Go through the entries below and pick out every line with "difference".

Entries with figure data:
________________________________________
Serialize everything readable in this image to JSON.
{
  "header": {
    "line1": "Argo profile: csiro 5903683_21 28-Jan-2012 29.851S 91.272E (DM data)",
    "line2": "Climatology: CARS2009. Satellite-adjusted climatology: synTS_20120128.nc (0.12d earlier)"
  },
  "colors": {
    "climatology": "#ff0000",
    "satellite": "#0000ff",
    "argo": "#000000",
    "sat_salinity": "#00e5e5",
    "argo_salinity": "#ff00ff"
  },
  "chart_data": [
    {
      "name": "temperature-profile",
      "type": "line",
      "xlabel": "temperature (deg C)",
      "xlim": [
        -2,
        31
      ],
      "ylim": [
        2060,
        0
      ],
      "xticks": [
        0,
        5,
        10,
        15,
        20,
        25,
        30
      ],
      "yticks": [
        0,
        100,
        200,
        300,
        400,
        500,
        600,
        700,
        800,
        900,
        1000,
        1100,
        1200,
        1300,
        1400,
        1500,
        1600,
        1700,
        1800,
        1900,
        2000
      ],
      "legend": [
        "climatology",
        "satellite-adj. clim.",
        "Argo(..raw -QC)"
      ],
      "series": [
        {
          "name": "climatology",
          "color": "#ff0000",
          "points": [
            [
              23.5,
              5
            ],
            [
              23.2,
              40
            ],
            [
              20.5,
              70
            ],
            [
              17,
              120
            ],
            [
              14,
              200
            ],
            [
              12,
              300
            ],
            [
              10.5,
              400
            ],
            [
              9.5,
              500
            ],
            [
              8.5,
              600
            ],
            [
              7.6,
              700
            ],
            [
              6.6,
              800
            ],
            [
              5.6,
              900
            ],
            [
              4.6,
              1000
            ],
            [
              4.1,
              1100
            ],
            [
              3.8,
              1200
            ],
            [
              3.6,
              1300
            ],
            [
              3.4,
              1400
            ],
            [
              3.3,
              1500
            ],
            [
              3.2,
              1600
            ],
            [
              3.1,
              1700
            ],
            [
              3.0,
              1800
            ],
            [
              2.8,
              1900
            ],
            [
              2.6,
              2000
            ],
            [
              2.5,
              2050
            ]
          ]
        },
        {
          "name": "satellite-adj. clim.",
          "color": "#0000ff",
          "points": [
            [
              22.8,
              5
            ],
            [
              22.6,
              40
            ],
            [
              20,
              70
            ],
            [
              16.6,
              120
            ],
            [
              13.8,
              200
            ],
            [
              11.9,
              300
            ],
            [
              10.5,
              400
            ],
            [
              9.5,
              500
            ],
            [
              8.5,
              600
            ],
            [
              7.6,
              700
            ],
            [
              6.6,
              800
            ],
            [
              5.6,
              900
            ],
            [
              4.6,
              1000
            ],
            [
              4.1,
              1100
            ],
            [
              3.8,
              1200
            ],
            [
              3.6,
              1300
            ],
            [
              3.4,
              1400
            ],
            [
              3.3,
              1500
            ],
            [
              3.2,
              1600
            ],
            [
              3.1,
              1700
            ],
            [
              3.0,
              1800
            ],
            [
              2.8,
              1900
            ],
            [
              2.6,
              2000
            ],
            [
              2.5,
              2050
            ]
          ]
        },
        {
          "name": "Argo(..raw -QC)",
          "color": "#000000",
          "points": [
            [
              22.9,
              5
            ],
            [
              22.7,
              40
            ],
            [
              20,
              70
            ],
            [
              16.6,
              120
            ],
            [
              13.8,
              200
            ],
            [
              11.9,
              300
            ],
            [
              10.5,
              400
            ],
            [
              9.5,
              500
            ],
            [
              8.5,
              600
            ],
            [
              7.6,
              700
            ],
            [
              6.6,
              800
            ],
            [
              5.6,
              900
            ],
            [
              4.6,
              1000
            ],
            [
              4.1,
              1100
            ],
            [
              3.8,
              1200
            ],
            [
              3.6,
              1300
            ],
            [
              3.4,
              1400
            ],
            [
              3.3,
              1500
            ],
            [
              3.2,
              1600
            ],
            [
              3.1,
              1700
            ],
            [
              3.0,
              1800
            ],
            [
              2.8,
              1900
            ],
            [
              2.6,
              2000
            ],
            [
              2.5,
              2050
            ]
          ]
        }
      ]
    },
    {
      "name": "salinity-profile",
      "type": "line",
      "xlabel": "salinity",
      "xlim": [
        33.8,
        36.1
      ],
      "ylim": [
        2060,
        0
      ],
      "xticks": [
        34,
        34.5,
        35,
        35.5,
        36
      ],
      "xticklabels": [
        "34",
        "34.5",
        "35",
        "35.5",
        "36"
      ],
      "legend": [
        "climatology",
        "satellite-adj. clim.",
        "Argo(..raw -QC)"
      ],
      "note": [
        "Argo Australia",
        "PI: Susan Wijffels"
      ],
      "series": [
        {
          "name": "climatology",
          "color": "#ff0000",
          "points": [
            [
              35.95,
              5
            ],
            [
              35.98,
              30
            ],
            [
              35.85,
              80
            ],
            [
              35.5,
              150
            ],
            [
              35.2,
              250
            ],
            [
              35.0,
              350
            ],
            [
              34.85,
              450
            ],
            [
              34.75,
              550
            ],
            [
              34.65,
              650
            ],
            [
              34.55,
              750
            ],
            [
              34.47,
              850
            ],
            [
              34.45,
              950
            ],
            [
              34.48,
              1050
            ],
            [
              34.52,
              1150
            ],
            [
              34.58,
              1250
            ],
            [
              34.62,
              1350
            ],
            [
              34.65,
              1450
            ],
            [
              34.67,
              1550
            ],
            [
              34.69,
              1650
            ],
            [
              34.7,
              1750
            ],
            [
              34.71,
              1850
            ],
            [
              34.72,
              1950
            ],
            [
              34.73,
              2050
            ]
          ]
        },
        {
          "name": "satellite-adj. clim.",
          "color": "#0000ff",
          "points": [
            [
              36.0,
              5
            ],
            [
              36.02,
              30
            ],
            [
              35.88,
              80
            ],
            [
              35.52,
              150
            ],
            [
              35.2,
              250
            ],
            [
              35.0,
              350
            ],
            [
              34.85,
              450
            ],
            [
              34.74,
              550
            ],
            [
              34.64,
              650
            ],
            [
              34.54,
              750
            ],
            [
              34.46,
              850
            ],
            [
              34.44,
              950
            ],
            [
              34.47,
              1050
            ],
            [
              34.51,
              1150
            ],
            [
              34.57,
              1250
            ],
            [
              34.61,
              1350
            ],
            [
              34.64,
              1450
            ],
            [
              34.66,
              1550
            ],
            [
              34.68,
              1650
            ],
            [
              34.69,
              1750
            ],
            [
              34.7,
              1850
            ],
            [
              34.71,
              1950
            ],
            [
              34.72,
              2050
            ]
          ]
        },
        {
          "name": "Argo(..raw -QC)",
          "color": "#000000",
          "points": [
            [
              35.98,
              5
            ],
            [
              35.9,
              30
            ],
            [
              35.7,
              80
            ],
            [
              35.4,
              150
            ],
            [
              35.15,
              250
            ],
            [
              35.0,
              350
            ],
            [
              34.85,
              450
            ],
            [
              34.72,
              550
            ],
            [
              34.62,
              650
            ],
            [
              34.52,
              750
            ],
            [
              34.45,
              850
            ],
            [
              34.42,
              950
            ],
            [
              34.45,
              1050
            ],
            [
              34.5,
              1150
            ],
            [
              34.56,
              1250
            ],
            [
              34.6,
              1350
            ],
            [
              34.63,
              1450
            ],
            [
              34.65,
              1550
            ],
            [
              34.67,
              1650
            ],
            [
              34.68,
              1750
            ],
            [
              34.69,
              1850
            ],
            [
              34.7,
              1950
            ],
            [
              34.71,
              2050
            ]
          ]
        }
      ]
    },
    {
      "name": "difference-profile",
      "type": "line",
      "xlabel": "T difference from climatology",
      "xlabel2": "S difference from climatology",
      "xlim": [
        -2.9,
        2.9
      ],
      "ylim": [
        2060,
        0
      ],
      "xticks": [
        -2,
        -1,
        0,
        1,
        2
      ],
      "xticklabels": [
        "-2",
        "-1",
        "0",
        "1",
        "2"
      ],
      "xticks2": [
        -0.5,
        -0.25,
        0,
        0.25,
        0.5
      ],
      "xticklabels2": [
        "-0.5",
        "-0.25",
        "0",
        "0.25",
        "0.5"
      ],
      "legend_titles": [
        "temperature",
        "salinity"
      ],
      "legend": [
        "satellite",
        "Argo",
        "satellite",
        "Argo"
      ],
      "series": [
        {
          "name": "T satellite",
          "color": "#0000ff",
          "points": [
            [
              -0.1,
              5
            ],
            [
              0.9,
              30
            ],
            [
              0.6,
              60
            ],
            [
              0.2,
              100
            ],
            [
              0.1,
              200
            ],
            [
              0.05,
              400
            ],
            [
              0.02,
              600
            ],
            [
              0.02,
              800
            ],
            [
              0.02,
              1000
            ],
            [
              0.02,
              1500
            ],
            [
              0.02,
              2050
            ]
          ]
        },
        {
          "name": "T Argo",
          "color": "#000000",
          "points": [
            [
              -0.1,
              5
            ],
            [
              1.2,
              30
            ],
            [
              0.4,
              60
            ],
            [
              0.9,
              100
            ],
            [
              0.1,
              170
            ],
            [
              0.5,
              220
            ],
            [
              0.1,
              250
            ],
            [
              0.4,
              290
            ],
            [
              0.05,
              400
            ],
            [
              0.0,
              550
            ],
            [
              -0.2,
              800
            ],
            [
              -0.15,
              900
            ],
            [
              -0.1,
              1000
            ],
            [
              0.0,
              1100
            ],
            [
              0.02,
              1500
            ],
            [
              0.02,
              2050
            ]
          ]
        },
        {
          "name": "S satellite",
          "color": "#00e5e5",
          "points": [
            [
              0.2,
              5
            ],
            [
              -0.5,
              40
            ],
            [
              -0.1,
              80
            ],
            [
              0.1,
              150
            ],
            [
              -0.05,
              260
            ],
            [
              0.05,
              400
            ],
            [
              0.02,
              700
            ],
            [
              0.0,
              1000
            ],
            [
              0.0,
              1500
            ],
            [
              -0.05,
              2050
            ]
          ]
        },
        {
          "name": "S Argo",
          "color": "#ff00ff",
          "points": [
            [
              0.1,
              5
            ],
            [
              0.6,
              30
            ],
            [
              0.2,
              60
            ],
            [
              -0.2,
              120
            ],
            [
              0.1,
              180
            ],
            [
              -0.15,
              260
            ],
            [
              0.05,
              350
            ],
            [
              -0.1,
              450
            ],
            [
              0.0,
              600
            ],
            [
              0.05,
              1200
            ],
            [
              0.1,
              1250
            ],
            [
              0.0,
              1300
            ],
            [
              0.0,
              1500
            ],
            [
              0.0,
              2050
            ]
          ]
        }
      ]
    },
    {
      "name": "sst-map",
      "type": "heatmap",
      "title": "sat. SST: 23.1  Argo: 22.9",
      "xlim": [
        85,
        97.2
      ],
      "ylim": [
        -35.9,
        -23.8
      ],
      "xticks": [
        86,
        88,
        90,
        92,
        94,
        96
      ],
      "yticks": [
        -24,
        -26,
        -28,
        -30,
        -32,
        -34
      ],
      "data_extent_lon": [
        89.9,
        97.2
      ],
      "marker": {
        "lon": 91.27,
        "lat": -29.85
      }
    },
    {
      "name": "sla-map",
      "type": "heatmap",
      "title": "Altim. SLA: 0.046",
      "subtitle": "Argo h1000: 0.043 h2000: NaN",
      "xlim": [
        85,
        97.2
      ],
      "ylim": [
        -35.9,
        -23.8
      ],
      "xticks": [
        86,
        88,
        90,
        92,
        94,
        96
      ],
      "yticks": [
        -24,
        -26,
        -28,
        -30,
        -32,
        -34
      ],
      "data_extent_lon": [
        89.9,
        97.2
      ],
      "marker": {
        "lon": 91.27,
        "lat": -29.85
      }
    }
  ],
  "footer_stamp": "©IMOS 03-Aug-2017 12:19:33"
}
________________________________________
-- Response to this exercise --
      "name": "difference-profile",
      "xlabel": "T difference from climatology",
      "xlabel2": "S difference from climatology",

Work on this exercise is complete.